EXERCISE DESCRIPTION:
Transcribe the records that follow in their entirety, omitting any pictures.

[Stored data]
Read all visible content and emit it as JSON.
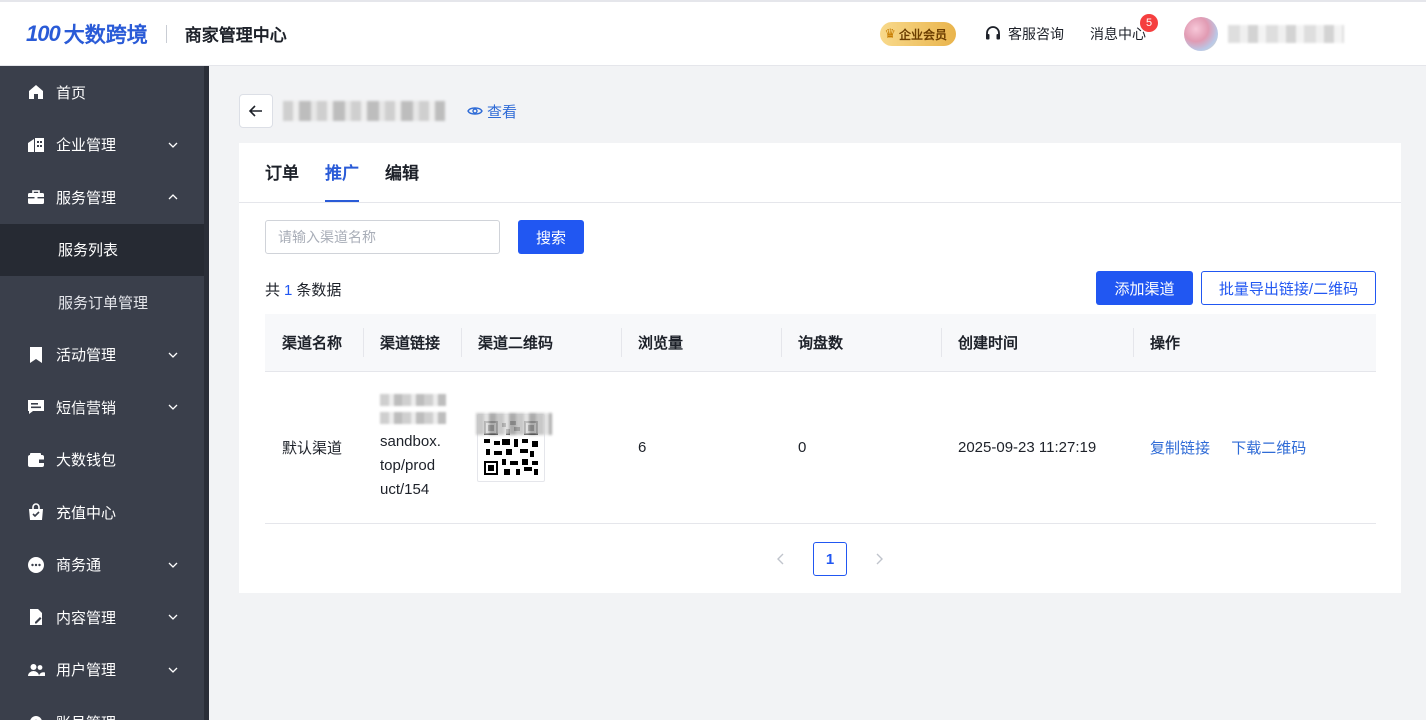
{
  "header": {
    "logo_mark": "100",
    "logo_text": "大数跨境",
    "center_title": "商家管理中心",
    "vip_label": "企业会员",
    "support_label": "客服咨询",
    "message_label": "消息中心",
    "message_count": "5"
  },
  "sidebar": {
    "items": [
      {
        "label": "首页",
        "icon": "home-icon",
        "chevron": "none"
      },
      {
        "label": "企业管理",
        "icon": "building-icon",
        "chevron": "down"
      },
      {
        "label": "服务管理",
        "icon": "briefcase-icon",
        "chevron": "up"
      },
      {
        "label": "活动管理",
        "icon": "bookmark-icon",
        "chevron": "down"
      },
      {
        "label": "短信营销",
        "icon": "message-icon",
        "chevron": "down"
      },
      {
        "label": "大数钱包",
        "icon": "wallet-icon",
        "chevron": "none"
      },
      {
        "label": "充值中心",
        "icon": "bag-icon",
        "chevron": "none"
      },
      {
        "label": "商务通",
        "icon": "chat-icon",
        "chevron": "down"
      },
      {
        "label": "内容管理",
        "icon": "document-icon",
        "chevron": "down"
      },
      {
        "label": "用户管理",
        "icon": "users-icon",
        "chevron": "down"
      },
      {
        "label": "账号管理",
        "icon": "gear-icon",
        "chevron": "none"
      }
    ],
    "sub_items": [
      {
        "label": "服务列表",
        "active": true
      },
      {
        "label": "服务订单管理",
        "active": false
      }
    ]
  },
  "page": {
    "view_label": "查看",
    "tabs": [
      {
        "label": "订单",
        "active": false
      },
      {
        "label": "推广",
        "active": true
      },
      {
        "label": "编辑",
        "active": false
      }
    ],
    "search_placeholder": "请输入渠道名称",
    "search_button": "搜索",
    "count_prefix": "共",
    "count_value": "1",
    "count_suffix": "条数据",
    "add_button": "添加渠道",
    "export_button": "批量导出链接/二维码"
  },
  "table": {
    "columns": [
      "渠道名称",
      "渠道链接",
      "渠道二维码",
      "浏览量",
      "询盘数",
      "创建时间",
      "操作"
    ],
    "rows": [
      {
        "name": "默认渠道",
        "link_lines": [
          "sandbox.",
          "top/prod",
          "uct/154"
        ],
        "views": "6",
        "inquiries": "0",
        "created": "2025-09-23 11:27:19",
        "op_copy": "复制链接",
        "op_download": "下载二维码"
      }
    ]
  },
  "pagination": {
    "current": "1"
  },
  "colors": {
    "accent": "#2157f2",
    "sidebar_bg": "#3a3f4b",
    "sidebar_active": "#262a33",
    "badge": "#f53f3f"
  }
}
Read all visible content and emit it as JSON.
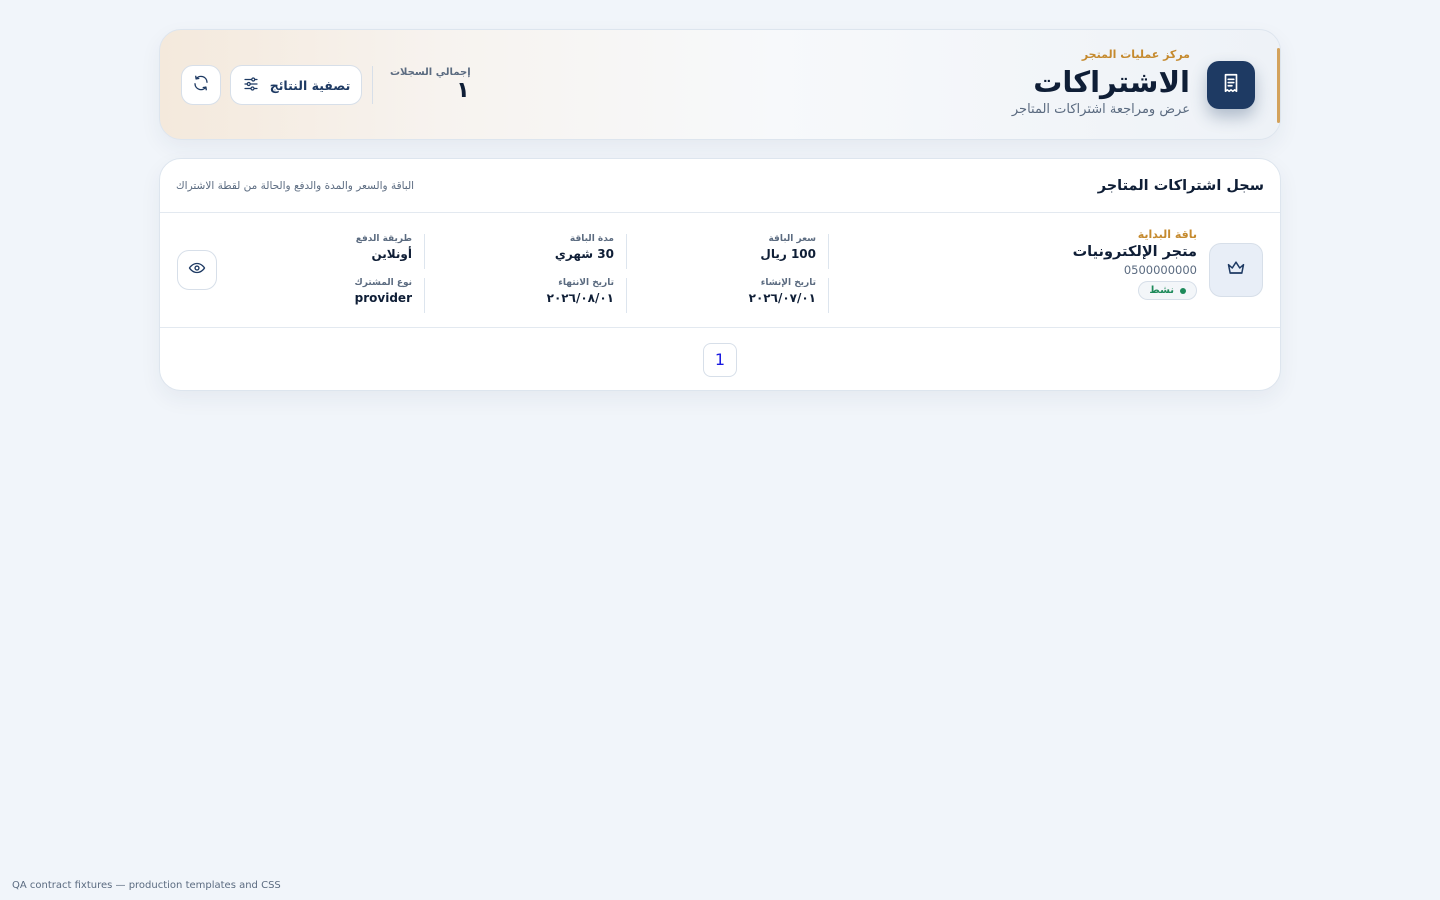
{
  "header": {
    "eyebrow": "مركز عمليات المتجر",
    "title": "الاشتراكات",
    "subtitle": "عرض ومراجعة اشتراكات المتاجر",
    "total_label": "إجمالي السجلات",
    "total_value": "١",
    "filter_label": "تصفية النتائج"
  },
  "card": {
    "title": "سجل اشتراكات المتاجر",
    "hint": "الباقة والسعر والمدة والدفع والحالة من لقطة الاشتراك"
  },
  "rows": [
    {
      "plan_name": "باقة البداية",
      "store_name": "متجر الإلكترونيات",
      "phone": "0500000000",
      "status": "نشط",
      "price_label": "سعر الباقة",
      "price_value": "100 ريال",
      "duration_label": "مدة الباقة",
      "duration_value": "30 شهري",
      "payment_label": "طريقة الدفع",
      "payment_value": "أونلاين",
      "created_label": "تاريخ الإنشاء",
      "created_value": "٢٠٢٦/٠٧/٠١",
      "end_label": "تاريخ الانتهاء",
      "end_value": "٢٠٢٦/٠٨/٠١",
      "subscriber_label": "نوع المشترك",
      "subscriber_value": "provider"
    }
  ],
  "pagination": {
    "current": "1"
  },
  "footer": {
    "note": "QA contract fixtures — production templates and CSS"
  },
  "colors": {
    "brand": "#1e3a63",
    "accent": "#c58a2e",
    "status_active": "#1d8a5a",
    "background": "#f1f5fa"
  },
  "icons": {
    "brand": "receipt-icon",
    "plan": "crown-icon",
    "filter": "sliders-icon",
    "refresh": "refresh-icon",
    "view": "eye-icon"
  }
}
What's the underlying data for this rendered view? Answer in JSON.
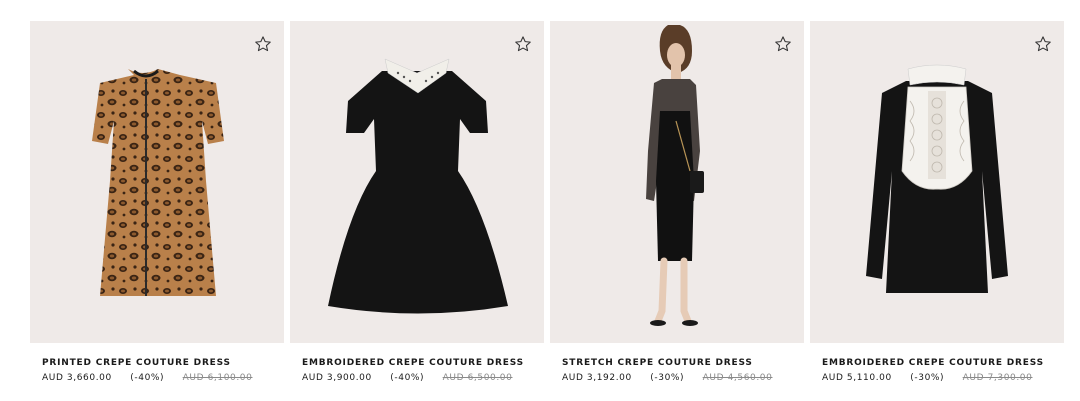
{
  "products": [
    {
      "name": "PRINTED CREPE COUTURE DRESS",
      "price": "AUD 3,660.00",
      "discount": "(-40%)",
      "original": "AUD 6,100.00"
    },
    {
      "name": "EMBROIDERED CREPE COUTURE DRESS",
      "price": "AUD 3,900.00",
      "discount": "(-40%)",
      "original": "AUD 6,500.00"
    },
    {
      "name": "STRETCH CREPE COUTURE DRESS",
      "price": "AUD 3,192.00",
      "discount": "(-30%)",
      "original": "AUD 4,560.00"
    },
    {
      "name": "EMBROIDERED CREPE COUTURE DRESS",
      "price": "AUD 5,110.00",
      "discount": "(-30%)",
      "original": "AUD 7,300.00"
    }
  ],
  "icons": {
    "wishlist": "star-outline-icon"
  },
  "colors": {
    "card_bg": "#efeae8",
    "text": "#1a1a1a",
    "strike": "#8a8a8a"
  }
}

RESULT OF THIS TASK:
Read all visible content and emit it as JSON.
{
  "header": {
    "logo_mark": "100",
    "logo_text": "大数跨境",
    "center_title": "商家管理中心",
    "vip_label": "企业会员",
    "support_label": "客服咨询",
    "message_label": "消息中心",
    "message_count": "5"
  },
  "sidebar": {
    "items": [
      {
        "label": "首页",
        "icon": "home-icon",
        "chevron": "none"
      },
      {
        "label": "企业管理",
        "icon": "building-icon",
        "chevron": "down"
      },
      {
        "label": "服务管理",
        "icon": "briefcase-icon",
        "chevron": "up"
      },
      {
        "label": "活动管理",
        "icon": "bookmark-icon",
        "chevron": "down"
      },
      {
        "label": "短信营销",
        "icon": "message-icon",
        "chevron": "down"
      },
      {
        "label": "大数钱包",
        "icon": "wallet-icon",
        "chevron": "none"
      },
      {
        "label": "充值中心",
        "icon": "bag-icon",
        "chevron": "none"
      },
      {
        "label": "商务通",
        "icon": "chat-icon",
        "chevron": "down"
      },
      {
        "label": "内容管理",
        "icon": "document-icon",
        "chevron": "down"
      },
      {
        "label": "用户管理",
        "icon": "users-icon",
        "chevron": "down"
      },
      {
        "label": "账号管理",
        "icon": "gear-icon",
        "chevron": "none"
      }
    ],
    "sub_items": [
      {
        "label": "服务列表",
        "active": true
      },
      {
        "label": "服务订单管理",
        "active": false
      }
    ]
  },
  "page": {
    "view_label": "查看",
    "tabs": [
      {
        "label": "订单",
        "active": false
      },
      {
        "label": "推广",
        "active": true
      },
      {
        "label": "编辑",
        "active": false
      }
    ],
    "search_placeholder": "请输入渠道名称",
    "search_button": "搜索",
    "count_prefix": "共",
    "count_value": "1",
    "count_suffix": "条数据",
    "add_button": "添加渠道",
    "export_button": "批量导出链接/二维码"
  },
  "table": {
    "columns": [
      "渠道名称",
      "渠道链接",
      "渠道二维码",
      "浏览量",
      "询盘数",
      "创建时间",
      "操作"
    ],
    "rows": [
      {
        "name": "默认渠道",
        "link_lines": [
          "sandbox.",
          "top/prod",
          "uct/154"
        ],
        "views": "6",
        "inquiries": "0",
        "created": "2025-09-23 11:27:19",
        "op_copy": "复制链接",
        "op_download": "下载二维码"
      }
    ]
  },
  "pagination": {
    "current": "1"
  },
  "colors": {
    "accent": "#2157f2",
    "sidebar_bg": "#3a3f4b",
    "sidebar_active": "#262a33",
    "badge": "#f53f3f"
  }
}
Read all visible content and emit it as JSON.
{
  "header": {
    "eyebrow": "مركز عمليات المتجر",
    "title": "الاشتراكات",
    "subtitle": "عرض ومراجعة اشتراكات المتاجر",
    "total_label": "إجمالي السجلات",
    "total_value": "١",
    "filter_label": "تصفية النتائج"
  },
  "card": {
    "title": "سجل اشتراكات المتاجر",
    "hint": "الباقة والسعر والمدة والدفع والحالة من لقطة الاشتراك"
  },
  "rows": [
    {
      "plan_name": "باقة البداية",
      "store_name": "متجر الإلكترونيات",
      "phone": "0500000000",
      "status": "نشط",
      "price_label": "سعر الباقة",
      "price_value": "100 ريال",
      "duration_label": "مدة الباقة",
      "duration_value": "30 شهري",
      "payment_label": "طريقة الدفع",
      "payment_value": "أونلاين",
      "created_label": "تاريخ الإنشاء",
      "created_value": "٢٠٢٦/٠٧/٠١",
      "end_label": "تاريخ الانتهاء",
      "end_value": "٢٠٢٦/٠٨/٠١",
      "subscriber_label": "نوع المشترك",
      "subscriber_value": "provider"
    }
  ],
  "pagination": {
    "current": "1"
  },
  "footer": {
    "note": "QA contract fixtures — production templates and CSS"
  },
  "colors": {
    "brand": "#1e3a63",
    "accent": "#c58a2e",
    "status_active": "#1d8a5a",
    "background": "#f1f5fa"
  },
  "icons": {
    "brand": "receipt-icon",
    "plan": "crown-icon",
    "filter": "sliders-icon",
    "refresh": "refresh-icon",
    "view": "eye-icon"
  }
}
What's the underlying data for this rendered view? Answer in JSON.
{
  "products": [
    {
      "name": "PRINTED CREPE COUTURE DRESS",
      "price": "AUD 3,660.00",
      "discount": "(-40%)",
      "original": "AUD 6,100.00"
    },
    {
      "name": "EMBROIDERED CREPE COUTURE DRESS",
      "price": "AUD 3,900.00",
      "discount": "(-40%)",
      "original": "AUD 6,500.00"
    },
    {
      "name": "STRETCH CREPE COUTURE DRESS",
      "price": "AUD 3,192.00",
      "discount": "(-30%)",
      "original": "AUD 4,560.00"
    },
    {
      "name": "EMBROIDERED CREPE COUTURE DRESS",
      "price": "AUD 5,110.00",
      "discount": "(-30%)",
      "original": "AUD 7,300.00"
    }
  ],
  "icons": {
    "wishlist": "star-outline-icon"
  },
  "colors": {
    "card_bg": "#efeae8",
    "text": "#1a1a1a",
    "strike": "#8a8a8a"
  }
}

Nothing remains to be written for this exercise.